### Texte à lire
<<<<

Pour qu'il y ait intégration réussie, encore faudrait-il que le pouvoir y participe un minimum. Au lieu de quoi, il cherche plutôt à s'en débarrasser, et les laisse s'enfoncer toujours davantage dans la pauvreté et la précarité, en faisant bien attention qu'ils soient considérés comme des français de seconde zone, prêtant le flanc à ce genre de comportements. J'ai beau fouiller ma mémoire, je ne vois aucun effort politique pour régler ce douloureux problème depuis des années. Plutôt du mépris et de l'identité nationale en bandoulière.

>>>>

### Exercices
1. Recopiez tout ce qui va de « Pour qu'il y » jusqu'à « nationale en bandoulière. » dans le passage sur l'intégration.
2. Rédigez la suite du passage sur l'intégration, en partant de sa dernière phrase.

### Lignes de données
<<<<

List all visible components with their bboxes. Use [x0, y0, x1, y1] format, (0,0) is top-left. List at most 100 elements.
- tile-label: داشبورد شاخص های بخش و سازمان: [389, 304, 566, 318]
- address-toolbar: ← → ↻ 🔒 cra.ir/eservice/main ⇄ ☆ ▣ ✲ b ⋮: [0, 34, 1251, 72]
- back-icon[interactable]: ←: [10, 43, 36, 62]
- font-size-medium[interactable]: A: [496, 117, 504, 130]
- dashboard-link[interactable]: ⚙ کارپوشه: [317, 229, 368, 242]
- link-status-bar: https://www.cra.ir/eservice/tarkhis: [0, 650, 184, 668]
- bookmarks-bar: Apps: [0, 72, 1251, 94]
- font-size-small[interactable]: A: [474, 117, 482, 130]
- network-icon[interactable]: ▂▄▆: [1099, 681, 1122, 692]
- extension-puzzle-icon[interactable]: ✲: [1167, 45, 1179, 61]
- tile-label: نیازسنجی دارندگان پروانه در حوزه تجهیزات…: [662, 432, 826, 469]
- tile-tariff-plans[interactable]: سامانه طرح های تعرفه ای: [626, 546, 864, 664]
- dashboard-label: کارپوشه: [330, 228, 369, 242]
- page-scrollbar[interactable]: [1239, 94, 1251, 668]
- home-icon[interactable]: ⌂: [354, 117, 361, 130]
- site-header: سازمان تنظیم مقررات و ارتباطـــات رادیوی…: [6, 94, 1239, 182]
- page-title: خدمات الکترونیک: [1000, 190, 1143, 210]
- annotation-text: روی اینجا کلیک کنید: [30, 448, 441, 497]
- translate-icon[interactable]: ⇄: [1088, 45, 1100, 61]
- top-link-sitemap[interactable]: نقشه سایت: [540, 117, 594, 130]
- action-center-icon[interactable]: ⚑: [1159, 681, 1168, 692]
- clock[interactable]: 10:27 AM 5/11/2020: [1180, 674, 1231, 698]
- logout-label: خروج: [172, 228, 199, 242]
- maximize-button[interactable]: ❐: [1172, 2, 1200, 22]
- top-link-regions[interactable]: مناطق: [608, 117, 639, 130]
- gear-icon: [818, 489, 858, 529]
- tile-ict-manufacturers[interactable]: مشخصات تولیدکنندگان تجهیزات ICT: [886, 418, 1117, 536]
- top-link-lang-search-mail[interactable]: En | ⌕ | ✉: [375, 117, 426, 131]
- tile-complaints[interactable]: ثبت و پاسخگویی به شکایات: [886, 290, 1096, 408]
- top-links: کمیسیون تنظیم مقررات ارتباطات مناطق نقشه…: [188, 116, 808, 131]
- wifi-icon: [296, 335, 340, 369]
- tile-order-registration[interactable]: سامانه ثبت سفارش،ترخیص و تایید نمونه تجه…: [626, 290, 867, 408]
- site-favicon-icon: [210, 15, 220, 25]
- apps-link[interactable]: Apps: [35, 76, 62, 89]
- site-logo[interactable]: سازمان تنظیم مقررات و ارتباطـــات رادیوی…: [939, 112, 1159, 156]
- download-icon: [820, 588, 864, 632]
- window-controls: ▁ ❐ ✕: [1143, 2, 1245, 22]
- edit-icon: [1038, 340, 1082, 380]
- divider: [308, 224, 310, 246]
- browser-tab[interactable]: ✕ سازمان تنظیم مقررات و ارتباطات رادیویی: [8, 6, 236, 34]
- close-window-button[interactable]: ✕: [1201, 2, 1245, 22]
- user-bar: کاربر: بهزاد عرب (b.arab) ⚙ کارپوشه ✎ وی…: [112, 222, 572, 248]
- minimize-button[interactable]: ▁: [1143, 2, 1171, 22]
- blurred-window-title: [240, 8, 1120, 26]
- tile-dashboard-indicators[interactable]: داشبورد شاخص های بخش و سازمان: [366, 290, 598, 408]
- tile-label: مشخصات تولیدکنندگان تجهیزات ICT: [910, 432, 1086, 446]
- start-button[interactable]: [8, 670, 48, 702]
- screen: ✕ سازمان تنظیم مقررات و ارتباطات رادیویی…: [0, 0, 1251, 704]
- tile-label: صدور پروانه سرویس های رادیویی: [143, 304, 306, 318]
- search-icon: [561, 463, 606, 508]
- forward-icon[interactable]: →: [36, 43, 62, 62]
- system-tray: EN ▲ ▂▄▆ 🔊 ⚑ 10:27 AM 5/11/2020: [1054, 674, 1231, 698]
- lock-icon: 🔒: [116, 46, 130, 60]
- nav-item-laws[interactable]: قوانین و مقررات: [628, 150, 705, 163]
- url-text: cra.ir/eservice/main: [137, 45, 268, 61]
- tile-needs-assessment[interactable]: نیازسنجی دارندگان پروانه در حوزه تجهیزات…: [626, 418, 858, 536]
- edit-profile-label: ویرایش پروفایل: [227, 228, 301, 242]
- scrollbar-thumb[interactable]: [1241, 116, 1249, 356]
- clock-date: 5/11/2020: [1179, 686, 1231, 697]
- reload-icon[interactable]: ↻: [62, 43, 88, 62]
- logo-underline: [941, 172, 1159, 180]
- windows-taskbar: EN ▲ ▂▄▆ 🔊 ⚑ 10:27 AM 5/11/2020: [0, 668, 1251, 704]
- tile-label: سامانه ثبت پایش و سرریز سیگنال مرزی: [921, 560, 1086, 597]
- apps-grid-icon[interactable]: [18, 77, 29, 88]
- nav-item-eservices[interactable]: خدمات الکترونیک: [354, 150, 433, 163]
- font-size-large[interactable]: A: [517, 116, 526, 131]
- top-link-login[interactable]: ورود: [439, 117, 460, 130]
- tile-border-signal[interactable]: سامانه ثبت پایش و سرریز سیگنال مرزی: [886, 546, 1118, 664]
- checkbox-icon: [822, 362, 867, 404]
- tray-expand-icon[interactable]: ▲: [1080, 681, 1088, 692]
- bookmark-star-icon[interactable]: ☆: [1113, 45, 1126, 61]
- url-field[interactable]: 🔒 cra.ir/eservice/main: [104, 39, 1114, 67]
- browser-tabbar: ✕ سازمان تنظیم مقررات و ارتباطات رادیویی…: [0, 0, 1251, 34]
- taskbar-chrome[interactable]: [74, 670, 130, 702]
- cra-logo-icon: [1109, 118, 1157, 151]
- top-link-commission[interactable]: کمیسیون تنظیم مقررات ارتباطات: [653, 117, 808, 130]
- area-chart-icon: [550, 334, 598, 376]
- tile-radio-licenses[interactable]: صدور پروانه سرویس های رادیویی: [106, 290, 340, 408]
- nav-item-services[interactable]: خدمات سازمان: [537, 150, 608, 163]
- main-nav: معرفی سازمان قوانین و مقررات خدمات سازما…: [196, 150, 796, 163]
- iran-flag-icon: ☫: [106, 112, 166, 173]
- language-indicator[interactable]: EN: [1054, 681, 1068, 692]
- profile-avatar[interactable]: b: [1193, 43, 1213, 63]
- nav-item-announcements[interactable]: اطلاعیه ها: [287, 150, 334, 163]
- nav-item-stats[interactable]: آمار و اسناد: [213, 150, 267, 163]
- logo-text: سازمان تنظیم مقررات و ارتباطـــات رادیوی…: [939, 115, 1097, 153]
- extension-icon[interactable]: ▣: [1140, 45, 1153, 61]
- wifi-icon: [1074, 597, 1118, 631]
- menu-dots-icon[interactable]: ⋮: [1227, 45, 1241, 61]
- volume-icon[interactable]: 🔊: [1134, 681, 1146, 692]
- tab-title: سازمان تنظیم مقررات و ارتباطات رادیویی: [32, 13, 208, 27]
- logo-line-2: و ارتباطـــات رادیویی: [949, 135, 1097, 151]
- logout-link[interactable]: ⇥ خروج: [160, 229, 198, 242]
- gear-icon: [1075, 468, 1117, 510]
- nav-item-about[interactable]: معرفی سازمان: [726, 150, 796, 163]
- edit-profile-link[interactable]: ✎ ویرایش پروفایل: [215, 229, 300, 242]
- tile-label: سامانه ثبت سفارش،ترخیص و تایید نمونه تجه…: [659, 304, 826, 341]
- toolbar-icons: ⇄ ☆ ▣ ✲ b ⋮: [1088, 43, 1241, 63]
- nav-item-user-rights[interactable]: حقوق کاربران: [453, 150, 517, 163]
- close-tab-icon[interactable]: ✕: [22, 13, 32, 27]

>>>>

### Résultats
1.
Pour qu'il y ait intégration réussie, encore faudrait-il que le pouvoir y participe un minimum. Au lieu de quoi, il cherche plutôt à s'en débarrasser, et les laisse s'enfoncer toujours davantage dans la pauvreté et la précarité, en faisant bien attention qu'ils soient considérés comme des français de seconde zone, prêtant le flanc à ce genre de comportements. J'ai beau fouiller ma mémoire, je ne vois aucun effort politique pour régler ce douloureux problème depuis des années. Plutôt du mépris et de l'identité nationale en bandoulière.

2.
Encore une fois, on va essayer de trouver une solution à un effet de la politique nationale de "désintégration" en stigmatisant une certaine population ( des "agités du bocal" sans doute ), en omettant sciemment de s'attaquer aux causes réelles du problème : le racisme français, et les lacunes du pouvoir en ce qui concerne les droits de ses concitoyens d'origines étrangères. Cet incident sera donc une nouvelle tentative pacifiste ( parce que ça vaut mieux que de brûler des voitures ou que de tout casser ) pour une partie de la France étouffée et muselée d'exprimer son mal être à la face du pouvoir. Mais jusqu'à ce qu'on leur vienne en aide, ce genre d'évènements sera monnaie courante. Et plus on cherchera à les faire taire, plus ils seront tentés d'utiliser la manière forte.

Et puis franchement, siffler cette aberration qu'est "La Marseillaise", je ne vois pas le mal.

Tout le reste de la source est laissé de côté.